● Task to carry out: Retype the records starting with the line that contains "x-tick-label: 1: [132, 330, 141, 346]" and going on through the line that contains "legend-item-linear: Linear (Total): [338, 405, 481, 421]", both included, reproducing each line character for character.

___ Supplied material

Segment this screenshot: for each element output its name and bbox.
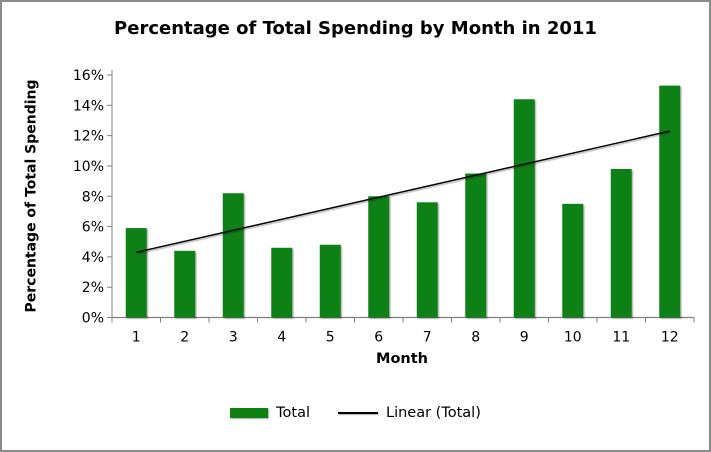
x-tick-label: 1: [132, 330, 141, 346]
bar-month-4: [271, 247, 293, 318]
legend-item-total: Total: [230, 405, 310, 421]
x-tick-label: 8: [471, 330, 480, 346]
x-tick-label: 4: [277, 330, 286, 346]
bar-month-1: [125, 228, 147, 318]
legend: Total Linear (Total): [2, 405, 709, 421]
y-tick-label: 10%: [73, 159, 104, 175]
legend-item-linear: Linear (Total): [338, 405, 481, 421]
x-tick-label: 7: [423, 330, 432, 346]
y-tick-label: 4%: [82, 250, 104, 266]
trend-line: [136, 130, 670, 254]
bar-month-11: [610, 168, 632, 318]
legend-line-swatch-icon: [338, 412, 378, 414]
x-tick-label: 12: [661, 330, 679, 346]
y-tick-label: 8%: [82, 189, 104, 205]
x-tick-label: 10: [564, 330, 582, 346]
bar-month-5: [319, 244, 341, 318]
chart-title: Percentage of Total Spending by Month in…: [114, 18, 597, 39]
bar-month-2: [174, 250, 196, 318]
bar-month-9: [513, 99, 535, 318]
legend-label-total: Total: [276, 405, 310, 421]
x-tick-label: 2: [180, 330, 189, 346]
x-tick-label: 6: [374, 330, 383, 346]
legend-bar-swatch-icon: [230, 408, 269, 418]
bar-month-8: [465, 173, 487, 318]
y-tick-label: 6%: [82, 220, 104, 236]
y-tick-label: 0%: [82, 311, 104, 327]
x-tick-label: 5: [326, 330, 335, 346]
x-tick-label: 3: [229, 330, 238, 346]
legend-label-linear: Linear (Total): [386, 405, 481, 421]
bar-month-7: [416, 202, 438, 318]
x-axis-title: Month: [376, 351, 428, 367]
y-tick-label: 2%: [82, 280, 104, 296]
bar-month-12: [659, 85, 681, 318]
x-tick-label: 11: [612, 330, 630, 346]
x-tick-label: 9: [520, 330, 529, 346]
bar-month-3: [222, 193, 244, 318]
bar-month-10: [562, 203, 584, 318]
bar-month-6: [368, 196, 390, 318]
y-tick-label: 16%: [73, 68, 104, 84]
y-tick-label: 12%: [73, 129, 104, 145]
y-tick-label: 14%: [73, 98, 104, 114]
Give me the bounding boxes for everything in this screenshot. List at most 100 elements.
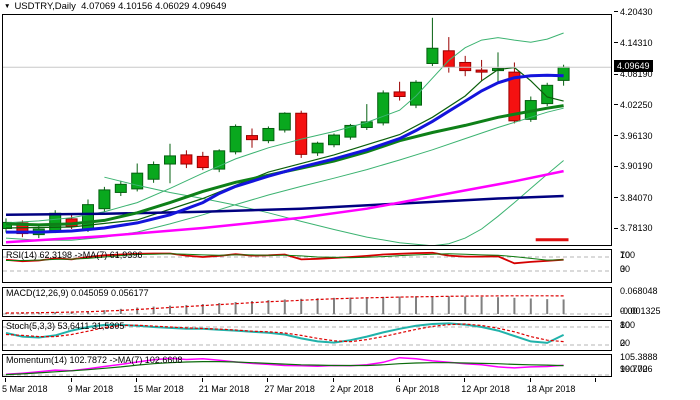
time-axis-tick: [529, 378, 531, 382]
price-axis-tick: [614, 11, 618, 13]
candle-body: [49, 212, 62, 232]
time-axis-tick: [333, 378, 334, 382]
indicator-axis-label: 0: [620, 264, 626, 274]
indicator-axis-label: 30: [620, 264, 631, 274]
candle-body: [213, 150, 226, 170]
ohlc-values-label: 4.07069 4.10156 4.06029 4.09649: [81, 1, 227, 12]
candle-body: [196, 155, 209, 169]
date-label: 27 Mar 2018: [264, 384, 315, 394]
stochastic-canvas[interactable]: [3, 321, 611, 350]
rsi-panel[interactable]: RSI(14) 62,3198 ->MA(7) 61,9396: [2, 249, 612, 283]
price-chart-canvas[interactable]: [3, 15, 611, 245]
candle-body: [246, 135, 258, 141]
momentum-ma: [5, 360, 564, 376]
price-axis-tick: [614, 42, 618, 44]
dropdown-triangle-icon[interactable]: ▼: [4, 3, 11, 10]
indicator-axis-label: 0: [620, 338, 626, 348]
candle-body: [98, 189, 111, 210]
price-axis-label: 4.20430: [620, 6, 653, 17]
indicator-axis-label: 0.00: [620, 306, 638, 316]
stoch-k: [5, 322, 565, 344]
price-axis-label: 3.96130: [620, 130, 653, 141]
price-axis-label: 4.14310: [620, 37, 653, 48]
momentum-label: Momentum(14) 102.7872 ->MA(7) 102.6608: [6, 355, 183, 365]
price-axis-label: 3.78130: [620, 223, 653, 234]
candle-body: [262, 127, 275, 142]
candle-body: [311, 142, 324, 154]
time-axis-tick: [398, 378, 400, 382]
rsi-label: RSI(14) 62,3198 ->MA(7) 61,9396: [6, 250, 143, 260]
indicator-axis-label: -0.001325: [620, 306, 661, 316]
macd-histogram: [5, 296, 565, 314]
candle-body: [295, 112, 308, 155]
date-label: 21 Mar 2018: [198, 384, 250, 394]
indicator-axis-label: 70: [620, 250, 631, 260]
momentum-panel[interactable]: Momentum(14) 102.7872 ->MA(7) 102.6608: [2, 354, 612, 377]
price-axis-tick: [614, 165, 618, 167]
indicator-axis-label: 80: [620, 320, 631, 330]
candle-body: [229, 125, 242, 153]
price-axis-tick: [614, 104, 618, 106]
price-axis[interactable]: 4.20430 4.14310 4.08190 4.02250 3.96130 3.901…: [614, 0, 700, 400]
candle-body: [180, 154, 193, 165]
rsi-canvas[interactable]: [3, 250, 611, 282]
price-axis-tick: [614, 227, 618, 229]
macd-canvas[interactable]: [3, 288, 611, 316]
macd-label: MACD(12,26,9) 0.045059 0.056177: [6, 288, 149, 298]
date-label: 15 Mar 2018: [133, 384, 184, 394]
time-axis-tick: [5, 378, 6, 382]
candle-body: [131, 172, 144, 190]
stochastic-panel[interactable]: Stoch(5,3,3) 53,6411 31,5305: [2, 320, 612, 351]
macd-signal-line: [5, 295, 564, 314]
indicator-axis-label: 0.068048: [620, 286, 658, 296]
candle-body: [459, 61, 472, 72]
ma-magenta: [5, 169, 564, 244]
time-axis-tick: [464, 378, 466, 382]
price-axis-tick: [614, 197, 618, 199]
candle-body: [426, 47, 439, 64]
price-axis-label: 4.08190: [620, 69, 653, 80]
candle-body: [114, 183, 127, 193]
chart-title: ▼ USDTRY,Daily 4.07069 4.10156 4.06029 4.…: [4, 1, 226, 13]
price-axis-label: 3.90190: [620, 161, 653, 172]
candles-group: [3, 17, 570, 239]
date-label: 6 Apr 2018: [395, 384, 440, 394]
date-label: 12 Apr 2018: [461, 384, 510, 394]
indicator-axis-label: 100: [620, 320, 636, 330]
time-axis-tick: [595, 378, 597, 382]
candle-body: [393, 91, 406, 97]
ma-navy: [5, 194, 564, 217]
price-axis-tick: [614, 73, 618, 75]
time-axis[interactable]: 5 Mar 2018 9 Mar 2018 15 Mar 2018 21 Mar 20…: [0, 378, 700, 400]
date-label: 18 Apr 2018: [526, 384, 576, 394]
candle-body: [410, 81, 422, 106]
candle-body: [475, 69, 488, 73]
stochastic-label: Stoch(5,3,3) 53,6411 31,5305: [6, 321, 125, 331]
indicator-axis-label: 100.00: [620, 364, 648, 374]
price-axis-tick: [614, 135, 618, 137]
main-price-panel[interactable]: [2, 14, 612, 246]
time-axis-tick: [136, 378, 138, 382]
candle-body: [164, 155, 176, 165]
time-axis-tick: [201, 378, 203, 382]
candle-body: [278, 112, 291, 131]
rsi: [5, 251, 564, 265]
candle-body: [508, 71, 521, 122]
indicator-axis-label: 99.7726: [620, 364, 653, 374]
current-price-tag: 4.09649: [614, 60, 653, 73]
ma-blue: [6, 73, 564, 234]
momentum: [5, 356, 564, 376]
envelope-upper: [5, 32, 564, 224]
candle-body: [557, 66, 570, 81]
macd-panel[interactable]: MACD(12,26,9) 0.045059 0.056177: [2, 287, 612, 317]
momentum-canvas[interactable]: [3, 355, 611, 376]
price-axis-label: 4.02250: [620, 99, 653, 110]
price-axis-label: 3.84070: [620, 192, 653, 203]
candle-body: [328, 134, 340, 146]
date-label: 9 Mar 2018: [67, 384, 114, 394]
indicator-axis-label: 105.3888: [620, 352, 658, 362]
candle-body: [147, 164, 160, 180]
indicator-axis-label: 100: [620, 250, 636, 260]
date-label: 2 Apr 2018: [330, 384, 374, 394]
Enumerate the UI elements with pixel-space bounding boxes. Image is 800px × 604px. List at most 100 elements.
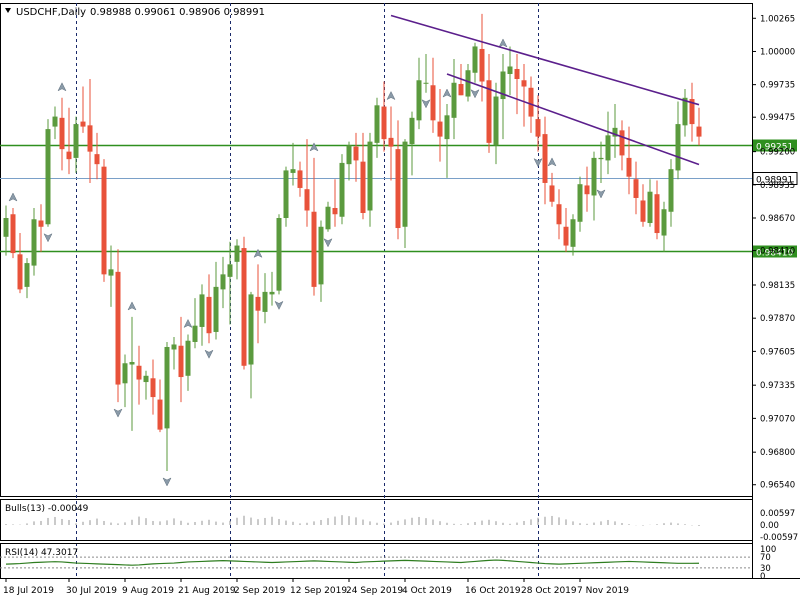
fractal-up-icon xyxy=(442,88,452,98)
bear-candle xyxy=(297,170,303,188)
fractal-up-icon xyxy=(183,318,193,329)
bear-candle xyxy=(38,220,44,227)
bear-candle xyxy=(563,226,569,246)
bear-candle xyxy=(654,194,660,234)
bear-candle xyxy=(17,254,23,290)
y-tick-label: 1.00000 xyxy=(760,47,795,57)
x-tick-label: 30 Jul 2019 xyxy=(66,586,117,596)
bull-candle xyxy=(143,375,149,383)
bull-candle xyxy=(465,70,471,97)
bull-candle xyxy=(605,135,611,161)
fractal-down-icon xyxy=(323,238,333,248)
bull-candle xyxy=(472,46,478,73)
bull-candle xyxy=(374,105,380,143)
bull-candle xyxy=(339,162,345,217)
bull-candle xyxy=(45,129,51,225)
bulls-tick-label: 0.00597 xyxy=(760,509,795,519)
bear-candle xyxy=(304,189,310,211)
bull-candle xyxy=(668,169,674,212)
y-tick-label: 0.98670 xyxy=(760,214,795,224)
bear-candle xyxy=(542,134,548,183)
fractal-up-icon xyxy=(547,157,557,167)
main-plot-frame xyxy=(0,3,753,497)
bull-candle xyxy=(108,269,114,276)
x-tick-label: 7 Nov 2019 xyxy=(577,586,629,596)
trend-line xyxy=(390,14,700,106)
bull-candle xyxy=(409,117,415,145)
bear-candle xyxy=(640,200,646,222)
bear-candle xyxy=(150,378,156,398)
y-tick-label: 0.97070 xyxy=(760,414,795,424)
x-tick-label: 2 Sep 2019 xyxy=(234,586,286,596)
bull-candle xyxy=(52,116,58,127)
fractal-down-icon xyxy=(162,477,172,487)
fractal-up-icon xyxy=(57,82,67,92)
fractal-up-icon xyxy=(253,248,263,258)
bear-candle xyxy=(430,85,436,121)
fractal-down-icon xyxy=(596,189,606,199)
bear-candle xyxy=(360,161,366,213)
fractal-down-icon xyxy=(43,233,53,243)
bull-candle xyxy=(591,157,597,196)
bull-candle xyxy=(444,115,450,140)
bulls-panel-frame xyxy=(0,499,753,541)
bear-candle xyxy=(241,248,247,366)
y-tick-label: 0.97605 xyxy=(760,347,795,357)
x-tick-label: 16 Oct 2019 xyxy=(465,586,521,596)
fractal-up-icon xyxy=(309,142,319,152)
bear-candle xyxy=(626,157,632,177)
bear-candle xyxy=(332,207,338,215)
bear-candle xyxy=(66,151,72,160)
bull-candle xyxy=(220,274,226,290)
rsi-label: RSI(14) 47.3017 xyxy=(5,548,78,558)
bear-candle xyxy=(136,365,142,380)
bulls-tick-label: -0.00597 xyxy=(760,533,798,543)
bull-candle xyxy=(612,127,618,137)
level-price-label: 0.99251 xyxy=(756,143,793,153)
x-tick-label: 12 Sep 2019 xyxy=(290,586,347,596)
bull-candle xyxy=(367,141,373,211)
x-tick-label: 28 Oct 2019 xyxy=(521,586,577,596)
bull-candle xyxy=(416,80,422,121)
bull-candle xyxy=(199,294,205,327)
current-price-label: 0.98991 xyxy=(756,176,793,186)
y-tick-label: 1.00265 xyxy=(760,14,795,24)
x-tick-label: 18 Jul 2019 xyxy=(3,586,54,596)
bull-candle xyxy=(24,263,30,287)
bull-candle xyxy=(185,340,191,376)
bull-candle xyxy=(500,71,506,100)
bear-candle xyxy=(311,211,317,287)
bull-candle xyxy=(171,344,177,350)
bear-candle xyxy=(115,271,121,385)
x-tick-label: 9 Aug 2019 xyxy=(122,586,174,596)
bear-candle xyxy=(514,68,520,80)
trend-line xyxy=(446,73,700,166)
bull-candle xyxy=(647,191,653,224)
bull-candle xyxy=(451,82,457,118)
fractal-down-icon xyxy=(204,349,214,359)
bull-candle xyxy=(276,218,282,291)
y-tick-label: 0.99475 xyxy=(760,113,795,123)
fractal-down-icon xyxy=(113,408,123,418)
bear-candle xyxy=(101,166,107,275)
bear-candle xyxy=(521,80,527,87)
fractal-down-icon xyxy=(470,89,480,99)
bear-candle xyxy=(10,214,16,254)
bull-candle xyxy=(290,169,296,173)
bear-candle xyxy=(87,125,93,152)
fractal-down-icon xyxy=(274,300,284,310)
fractal-up-icon xyxy=(386,90,396,101)
bear-candle xyxy=(395,149,401,229)
bear-candle xyxy=(584,185,590,195)
bear-candle xyxy=(556,204,562,225)
rsi-tick-label: 30 xyxy=(760,564,771,574)
bear-candle xyxy=(458,84,464,96)
fractal-down-icon xyxy=(421,99,431,109)
x-tick-label: 24 Sep 2019 xyxy=(346,586,403,596)
bull-candle xyxy=(192,325,198,342)
bulls-tick-label: 0.00 xyxy=(760,521,779,531)
fractal-up-icon xyxy=(8,192,18,202)
y-tick-label: 0.98135 xyxy=(760,281,795,291)
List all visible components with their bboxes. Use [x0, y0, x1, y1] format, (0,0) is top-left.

______

● Response for this exercise:
x-tick-label: 1: [132, 330, 141, 346]
bar-month-4: [271, 247, 293, 318]
legend-item-total: Total: [230, 405, 310, 421]
x-tick-label: 8: [471, 330, 480, 346]
x-tick-label: 4: [277, 330, 286, 346]
bar-month-1: [125, 228, 147, 318]
legend: Total Linear (Total): [2, 405, 709, 421]
y-tick-label: 10%: [73, 159, 104, 175]
legend-item-linear: Linear (Total): [338, 405, 481, 421]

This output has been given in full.